■ Given instruction A ■
Summarize the VPN discussion below in two sentences.
■ Given instruction B ■
List each item of equipment that the current plan for the new office includes, according to the VPN discussion below.

■ Text section ■
When he said that he wanted the people in the new office to be able to connect to the server in the main office, so I said that a VPN was the way to go. I know roughly what I'm talking about but wanted some advice from you knowledge people out there. We have a company that does IT support for us but I know that they wil say we need a new server when I call them (that is their response to everything question at the moment)...

I know you can get router/firewall type thing which will act as a gateway for the VPN so that we can have a network in the new office rather than setting up machines individually but I am not sure exactly what we would need, whether we would need more hardware at both ends or just the new office.

The current plan for the new offfice is for 2 people with computers, a printer and perhaps some form of local storage (portable hard drive maybe, backed up of course), with the option of a visitor or two from the main office from time to time.

We currently run a server with windows SBS 2003 in the main office and I know there is a VPN set up for a few people who work from home.

Comments please...

You'd be best off with a couple of VPN routers and do a site to site VPN with them IMO, keeps the overhead off the server and the computers won't know or care that they're on a different network.

Draytek do plenty of affordable and good routers, try the 2810 or 2910 on for size.

Stored data
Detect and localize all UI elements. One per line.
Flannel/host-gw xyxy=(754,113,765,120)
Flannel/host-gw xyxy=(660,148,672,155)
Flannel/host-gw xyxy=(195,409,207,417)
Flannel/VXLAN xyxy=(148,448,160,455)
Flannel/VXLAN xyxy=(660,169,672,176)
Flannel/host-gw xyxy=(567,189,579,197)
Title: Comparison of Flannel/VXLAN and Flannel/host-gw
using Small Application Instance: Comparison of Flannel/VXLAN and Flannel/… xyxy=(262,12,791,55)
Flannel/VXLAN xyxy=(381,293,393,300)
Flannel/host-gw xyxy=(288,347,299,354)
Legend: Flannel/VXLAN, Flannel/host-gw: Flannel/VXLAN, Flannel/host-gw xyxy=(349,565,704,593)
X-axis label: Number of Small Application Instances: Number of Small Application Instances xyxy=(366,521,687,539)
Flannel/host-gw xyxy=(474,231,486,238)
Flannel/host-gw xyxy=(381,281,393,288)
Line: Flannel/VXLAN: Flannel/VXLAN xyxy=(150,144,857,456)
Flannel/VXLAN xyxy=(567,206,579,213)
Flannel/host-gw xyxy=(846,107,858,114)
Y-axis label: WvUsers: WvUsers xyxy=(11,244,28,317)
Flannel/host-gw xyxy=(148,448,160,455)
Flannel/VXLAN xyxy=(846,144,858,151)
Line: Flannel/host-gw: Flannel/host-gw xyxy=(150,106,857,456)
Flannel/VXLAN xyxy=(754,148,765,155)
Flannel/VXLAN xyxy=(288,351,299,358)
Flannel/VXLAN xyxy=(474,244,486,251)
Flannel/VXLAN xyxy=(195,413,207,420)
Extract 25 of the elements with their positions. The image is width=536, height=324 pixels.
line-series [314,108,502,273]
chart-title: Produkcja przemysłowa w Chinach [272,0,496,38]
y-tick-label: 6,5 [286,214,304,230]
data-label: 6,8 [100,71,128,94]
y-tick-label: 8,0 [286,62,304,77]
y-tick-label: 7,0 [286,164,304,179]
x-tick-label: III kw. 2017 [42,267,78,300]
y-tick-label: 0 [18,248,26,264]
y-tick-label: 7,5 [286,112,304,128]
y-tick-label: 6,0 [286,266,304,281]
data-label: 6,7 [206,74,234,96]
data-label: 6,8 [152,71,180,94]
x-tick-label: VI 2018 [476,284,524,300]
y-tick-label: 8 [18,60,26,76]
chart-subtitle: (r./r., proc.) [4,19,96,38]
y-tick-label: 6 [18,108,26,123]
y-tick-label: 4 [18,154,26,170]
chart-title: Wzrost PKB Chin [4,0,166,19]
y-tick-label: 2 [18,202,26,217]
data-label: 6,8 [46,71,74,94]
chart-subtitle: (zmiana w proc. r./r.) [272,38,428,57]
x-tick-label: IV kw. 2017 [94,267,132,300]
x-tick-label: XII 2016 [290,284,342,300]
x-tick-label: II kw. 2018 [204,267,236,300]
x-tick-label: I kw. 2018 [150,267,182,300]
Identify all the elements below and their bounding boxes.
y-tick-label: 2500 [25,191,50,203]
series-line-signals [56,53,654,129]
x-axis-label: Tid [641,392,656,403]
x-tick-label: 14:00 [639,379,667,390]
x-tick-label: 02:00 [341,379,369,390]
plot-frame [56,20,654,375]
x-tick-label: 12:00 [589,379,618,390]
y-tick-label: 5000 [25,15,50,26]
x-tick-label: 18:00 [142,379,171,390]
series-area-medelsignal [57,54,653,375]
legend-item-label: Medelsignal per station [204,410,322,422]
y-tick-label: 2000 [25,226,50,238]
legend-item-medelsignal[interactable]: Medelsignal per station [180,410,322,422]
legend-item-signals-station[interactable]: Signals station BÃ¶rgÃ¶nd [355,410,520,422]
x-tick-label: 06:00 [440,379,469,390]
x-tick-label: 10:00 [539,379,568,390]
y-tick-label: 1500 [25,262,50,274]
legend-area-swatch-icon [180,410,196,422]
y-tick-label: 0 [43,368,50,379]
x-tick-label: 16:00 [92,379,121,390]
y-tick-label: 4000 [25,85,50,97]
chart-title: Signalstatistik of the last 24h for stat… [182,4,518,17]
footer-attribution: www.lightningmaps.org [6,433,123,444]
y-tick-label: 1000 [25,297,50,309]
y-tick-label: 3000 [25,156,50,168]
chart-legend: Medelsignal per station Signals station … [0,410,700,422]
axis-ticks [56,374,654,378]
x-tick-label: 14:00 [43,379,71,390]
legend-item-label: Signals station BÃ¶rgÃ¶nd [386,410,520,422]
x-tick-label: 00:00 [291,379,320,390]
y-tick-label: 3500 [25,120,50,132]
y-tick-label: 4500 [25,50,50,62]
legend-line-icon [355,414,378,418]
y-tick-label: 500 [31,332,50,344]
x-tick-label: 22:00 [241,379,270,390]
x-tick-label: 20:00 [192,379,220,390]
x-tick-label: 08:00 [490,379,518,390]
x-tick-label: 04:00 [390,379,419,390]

■ Full output A ■
The writer wants people in a planned two-person new office to connect to the main office server, which runs Windows SBS 2003, and asks for advice on using a VPN and on what hardware would be needed at each end. A reply recommends a site-to-site VPN between a couple of VPN routers, suggesting the Draytek 2810 or 2910, to keep the overhead off the server.

■ Full output B ■
- Computers
- A printer
- Some form of local storage (perhaps a portable hard drive)